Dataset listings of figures
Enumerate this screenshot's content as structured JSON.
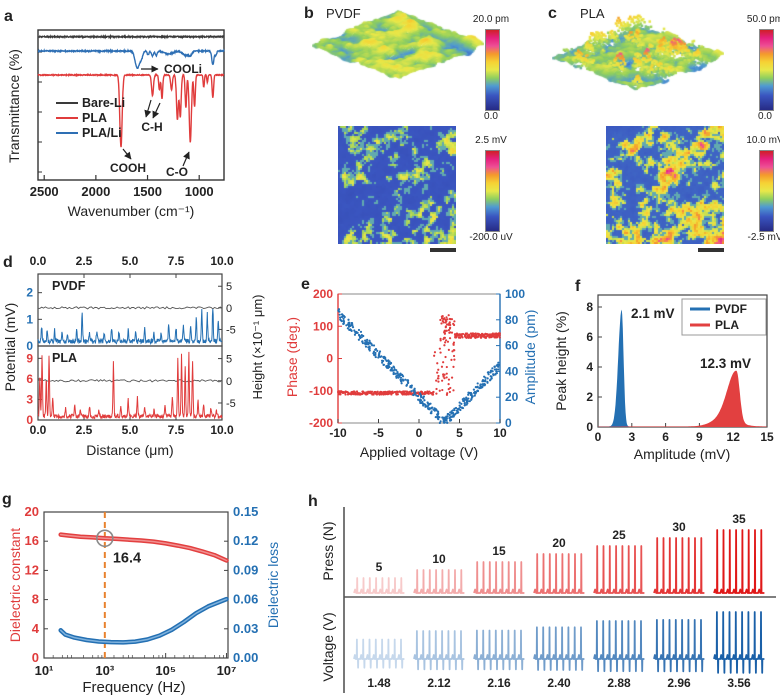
{
  "colors": {
    "red": "#e03c3c",
    "blue": "#2470b3",
    "black": "#3a3a3a",
    "orange_dash": "#e8822e",
    "circle_gray": "#8a8a8a",
    "red_light": "#f09090",
    "blue_light": "#7fb2dd"
  },
  "colormap_stops": [
    [
      0,
      "#262a85"
    ],
    [
      0.18,
      "#3a55c0"
    ],
    [
      0.3,
      "#4f9ad2"
    ],
    [
      0.4,
      "#8fcf5e"
    ],
    [
      0.5,
      "#e8e84a"
    ],
    [
      0.6,
      "#f6d234"
    ],
    [
      0.7,
      "#f49a2c"
    ],
    [
      0.8,
      "#ee4f96"
    ],
    [
      0.9,
      "#e5207e"
    ],
    [
      1,
      "#cf2027"
    ]
  ],
  "panels": {
    "a": {
      "letter": "a",
      "xlabel": "Wavenumber (cm⁻¹)",
      "ylabel": "Transmittance (%)",
      "legend": [
        {
          "label": "Bare-Li",
          "color": "#3a3a3a"
        },
        {
          "label": "PLA",
          "color": "#e03c3c"
        },
        {
          "label": "PLA/Li",
          "color": "#2e6fb4"
        }
      ],
      "annotations": {
        "cooli": "COOLi",
        "ch": "C-H",
        "cooh": "COOH",
        "co": "C-O"
      }
    },
    "b": {
      "letter": "b",
      "title": "PVDF",
      "cb_top_max": "20.0 pm",
      "cb_top_min": "0.0",
      "cb_bot_max": "2.5 mV",
      "cb_bot_min": "-200.0 uV"
    },
    "c": {
      "letter": "c",
      "title": "PLA",
      "cb_top_max": "50.0 pm",
      "cb_top_min": "0.0",
      "cb_bot_max": "10.0 mV",
      "cb_bot_min": "-2.5 mV"
    },
    "d": {
      "letter": "d",
      "ylabel": "Potential (mV)",
      "ylabel_right": "Height (×10⁻¹ μm)",
      "xlabel": "Distance (μm)"
    },
    "e": {
      "letter": "e",
      "xlabel": "Applied voltage (V)",
      "ylabel_left": "Phase (deg.)",
      "ylabel_right": "Amplitude (pm)"
    },
    "f": {
      "letter": "f",
      "xlabel": "Amplitude (mV)",
      "ylabel": "Peak height (%)"
    },
    "g": {
      "letter": "g",
      "xlabel": "Frequency (Hz)",
      "ylabel_left": "Dielectric constant",
      "ylabel_right": "Dielectric loss"
    },
    "h": {
      "letter": "h",
      "top_label": "Press (N)",
      "bottom_label": "Voltage (V)"
    }
  },
  "chart_data": [
    {
      "id": "a",
      "type": "line",
      "title": "FTIR spectra of Bare-Li, PLA and PLA/Li",
      "xlabel": "Wavenumber (cm⁻¹)",
      "ylabel": "Transmittance (%)",
      "x_ticks": [
        2500,
        2000,
        1500,
        1000
      ],
      "x_range": [
        2560,
        760
      ],
      "series": [
        {
          "name": "Bare-Li",
          "color": "#3a3a3a",
          "baseline": 0.045,
          "noise": 0.004,
          "peaks": []
        },
        {
          "name": "PLA/Li",
          "color": "#2e6fb4",
          "baseline": 0.14,
          "noise": 0.004,
          "peaks": [
            {
              "c": 1598,
              "w": 30,
              "d": 0.115
            },
            {
              "c": 1558,
              "w": 18,
              "d": 0.04
            },
            {
              "c": 1495,
              "w": 12,
              "d": 0.025
            },
            {
              "c": 1452,
              "w": 14,
              "d": 0.035
            },
            {
              "c": 1415,
              "w": 12,
              "d": 0.03
            },
            {
              "c": 1300,
              "w": 60,
              "d": 0.02
            },
            {
              "c": 1130,
              "w": 40,
              "d": 0.03
            },
            {
              "c": 1085,
              "w": 20,
              "d": 0.025
            },
            {
              "c": 868,
              "w": 14,
              "d": 0.09
            },
            {
              "c": 838,
              "w": 10,
              "d": 0.03
            }
          ]
        },
        {
          "name": "PLA",
          "color": "#e03c3c",
          "baseline": 0.3,
          "noise": 0.003,
          "peaks": [
            {
              "c": 1757,
              "w": 16,
              "d": 0.48
            },
            {
              "c": 1452,
              "w": 13,
              "d": 0.14
            },
            {
              "c": 1385,
              "w": 10,
              "d": 0.1
            },
            {
              "c": 1360,
              "w": 10,
              "d": 0.16
            },
            {
              "c": 1268,
              "w": 12,
              "d": 0.1
            },
            {
              "c": 1211,
              "w": 13,
              "d": 0.3
            },
            {
              "c": 1183,
              "w": 12,
              "d": 0.28
            },
            {
              "c": 1129,
              "w": 10,
              "d": 0.22
            },
            {
              "c": 1086,
              "w": 15,
              "d": 0.45
            },
            {
              "c": 1045,
              "w": 10,
              "d": 0.21
            },
            {
              "c": 956,
              "w": 8,
              "d": 0.08
            },
            {
              "c": 921,
              "w": 7,
              "d": 0.05
            },
            {
              "c": 868,
              "w": 10,
              "d": 0.15
            }
          ]
        }
      ],
      "peak_annotations": [
        "COOLi at ~1600 (PLA/Li)",
        "C-H at 1452/1360 (PLA)",
        "COOH at ~1757 (PLA)",
        "C-O at ~1086 (PLA)"
      ]
    },
    {
      "id": "d",
      "type": "line",
      "xlabel": "Distance (μm)",
      "ylabel": "Potential (mV)",
      "ylabel_right": "Height (×10⁻¹ μm)",
      "x_range": [
        0,
        10
      ],
      "x_tick_labels": [
        "0.0",
        "2.5",
        "5.0",
        "7.5",
        "10.0"
      ],
      "right_ticks": [
        5,
        0,
        -5
      ],
      "subplots": [
        {
          "label": "PVDF",
          "color": "#2470b3",
          "y_ticks": [
            0,
            1,
            2
          ],
          "y_max": 2.7,
          "base": 0.18,
          "noise": 0.09,
          "spikes": [
            [
              0.2,
              0.75
            ],
            [
              0.5,
              0.55
            ],
            [
              0.9,
              0.6
            ],
            [
              1.3,
              0.5
            ],
            [
              1.6,
              0.45
            ],
            [
              2.1,
              0.6
            ],
            [
              2.4,
              1.25
            ],
            [
              2.8,
              0.55
            ],
            [
              3.2,
              0.6
            ],
            [
              3.6,
              0.5
            ],
            [
              4.0,
              0.7
            ],
            [
              4.4,
              0.55
            ],
            [
              4.9,
              0.6
            ],
            [
              5.3,
              0.5
            ],
            [
              5.8,
              0.65
            ],
            [
              6.3,
              0.55
            ],
            [
              6.7,
              0.5
            ],
            [
              7.1,
              0.85
            ],
            [
              7.5,
              0.7
            ],
            [
              7.9,
              0.75
            ],
            [
              8.3,
              0.8
            ],
            [
              8.6,
              1.1
            ],
            [
              8.9,
              1.35
            ],
            [
              9.2,
              1.2
            ],
            [
              9.5,
              1.45
            ],
            [
              9.8,
              1.0
            ]
          ]
        },
        {
          "label": "PLA",
          "color": "#e03c3c",
          "y_ticks": [
            0,
            3,
            6,
            9
          ],
          "y_max": 10.8,
          "base": 0.55,
          "noise": 0.3,
          "spikes": [
            [
              0.1,
              6.2
            ],
            [
              0.22,
              9.3
            ],
            [
              0.45,
              5.8
            ],
            [
              0.6,
              9.6
            ],
            [
              0.8,
              3.2
            ],
            [
              1.5,
              1.8
            ],
            [
              2.0,
              2.2
            ],
            [
              2.3,
              1.6
            ],
            [
              2.8,
              2.0
            ],
            [
              3.3,
              1.5
            ],
            [
              4.1,
              8.3
            ],
            [
              4.5,
              2.2
            ],
            [
              4.9,
              3.1
            ],
            [
              5.4,
              3.3
            ],
            [
              5.8,
              1.8
            ],
            [
              6.3,
              1.5
            ],
            [
              6.9,
              2.3
            ],
            [
              7.3,
              3.4
            ],
            [
              7.6,
              8.8
            ],
            [
              7.8,
              9.4
            ],
            [
              8.0,
              7.6
            ],
            [
              8.2,
              9.7
            ],
            [
              8.4,
              8.5
            ],
            [
              8.7,
              3.0
            ],
            [
              9.0,
              2.2
            ],
            [
              9.4,
              1.8
            ],
            [
              9.7,
              1.4
            ]
          ]
        }
      ]
    },
    {
      "id": "e",
      "type": "scatter",
      "xlabel": "Applied voltage (V)",
      "x_ticks": [
        -10,
        -5,
        0,
        5,
        10
      ],
      "x_range": [
        -10,
        10
      ],
      "left_axis": {
        "label": "Phase (deg.)",
        "color": "#e03c3c",
        "ticks": [
          200,
          100,
          0,
          -100,
          -200
        ],
        "range": [
          -200,
          200
        ]
      },
      "right_axis": {
        "label": "Amplitude (pm)",
        "color": "#2470b3",
        "ticks": [
          100,
          80,
          60,
          40,
          20,
          0
        ],
        "range": [
          0,
          100
        ]
      },
      "phase_series": {
        "name": "Phase",
        "color": "#e03c3c",
        "low_level": -107,
        "high_level": 71,
        "transition_v": [
          1.8,
          4.6
        ],
        "jitter": 5
      },
      "amplitude_series": {
        "name": "Amplitude",
        "color": "#2470b3",
        "v_min_amplitude": 3.1,
        "value_at_minus10": 85,
        "value_at_min": 0.5,
        "value_at_plus10": 45,
        "jitter": 4
      }
    },
    {
      "id": "f",
      "type": "area",
      "xlabel": "Amplitude (mV)",
      "ylabel": "Peak height (%)",
      "x_ticks": [
        0,
        3,
        6,
        9,
        12,
        15
      ],
      "y_ticks": [
        0,
        2,
        4,
        6,
        8
      ],
      "x_range": [
        0,
        15
      ],
      "y_range": [
        0,
        8.8
      ],
      "series": [
        {
          "name": "PVDF",
          "color": "#2470b3",
          "peak_center": 2.1,
          "peak_height": 7.8,
          "sigma_left": 0.3,
          "sigma_right": 0.17,
          "annotation": "2.1 mV"
        },
        {
          "name": "PLA",
          "color": "#e24040",
          "peak_center": 12.3,
          "peak_height": 3.35,
          "sigma_left": 0.78,
          "sigma_right": 0.28,
          "annotation": "12.3 mV"
        }
      ]
    },
    {
      "id": "g",
      "type": "line",
      "xlabel": "Frequency (Hz)",
      "x_ticks": [
        {
          "v": 1,
          "label": "10¹"
        },
        {
          "v": 3,
          "label": "10³"
        },
        {
          "v": 5,
          "label": "10⁵"
        },
        {
          "v": 7,
          "label": "10⁷"
        }
      ],
      "x_range_log10": [
        1,
        7.05
      ],
      "left_axis": {
        "label": "Dielectric constant",
        "color": "#e03c3c",
        "ticks": [
          0,
          4,
          8,
          12,
          16,
          20
        ],
        "range": [
          0,
          20
        ]
      },
      "right_axis": {
        "label": "Dielectric loss",
        "color": "#2470b3",
        "ticks": [
          "0.00",
          "0.03",
          "0.06",
          "0.09",
          "0.12",
          "0.15"
        ],
        "range": [
          0,
          0.15
        ]
      },
      "marker": {
        "log_f": 3,
        "value": 16.4,
        "label": "16.4"
      },
      "series": [
        {
          "name": "dielectric_constant",
          "axis": "left",
          "color": "#e34040",
          "points": [
            [
              1.55,
              16.9
            ],
            [
              1.8,
              16.78
            ],
            [
              2.2,
              16.62
            ],
            [
              2.6,
              16.52
            ],
            [
              3.0,
              16.4
            ],
            [
              3.4,
              16.32
            ],
            [
              3.8,
              16.2
            ],
            [
              4.2,
              16.1
            ],
            [
              4.6,
              15.95
            ],
            [
              5.0,
              15.7
            ],
            [
              5.4,
              15.4
            ],
            [
              5.8,
              15.05
            ],
            [
              6.2,
              14.6
            ],
            [
              6.6,
              14.1
            ],
            [
              7.0,
              13.35
            ]
          ]
        },
        {
          "name": "dielectric_loss",
          "axis": "right",
          "color": "#2470b3",
          "points": [
            [
              1.55,
              0.0285
            ],
            [
              1.7,
              0.024
            ],
            [
              2.0,
              0.021
            ],
            [
              2.4,
              0.0185
            ],
            [
              2.8,
              0.017
            ],
            [
              3.2,
              0.0163
            ],
            [
              3.6,
              0.016
            ],
            [
              4.0,
              0.0168
            ],
            [
              4.4,
              0.019
            ],
            [
              4.8,
              0.023
            ],
            [
              5.2,
              0.029
            ],
            [
              5.6,
              0.037
            ],
            [
              6.0,
              0.046
            ],
            [
              6.4,
              0.053
            ],
            [
              6.8,
              0.058
            ],
            [
              7.0,
              0.0605
            ]
          ]
        }
      ]
    },
    {
      "id": "h",
      "type": "spike-trains",
      "top": {
        "label": "Press (N)",
        "values": [
          5,
          10,
          15,
          20,
          25,
          30,
          35
        ],
        "value_labels": [
          "5",
          "10",
          "15",
          "20",
          "25",
          "30",
          "35"
        ],
        "color_range": [
          "#f7caca",
          "#e01818"
        ]
      },
      "bottom": {
        "label": "Voltage (V)",
        "values": [
          1.48,
          2.12,
          2.16,
          2.4,
          2.88,
          2.96,
          3.56
        ],
        "value_labels": [
          "1.48",
          "2.12",
          "2.16",
          "2.40",
          "2.88",
          "2.96",
          "3.56"
        ],
        "color_range": [
          "#c6d8ec",
          "#1a60a8"
        ]
      },
      "spikes_per_train": 8
    }
  ]
}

**Description of the task**
In the lines above, find each one with "name" and list it.

**Exercise solution**
          "name": "Bare-Li",
          "name": "PLA/Li",
          "name": "PLA",
        "name": "Phase",
        "name": "Amplitude",
          "name": "PVDF",
          "name": "PLA",
          "name": "dielectric_constant",
          "name": "dielectric_loss",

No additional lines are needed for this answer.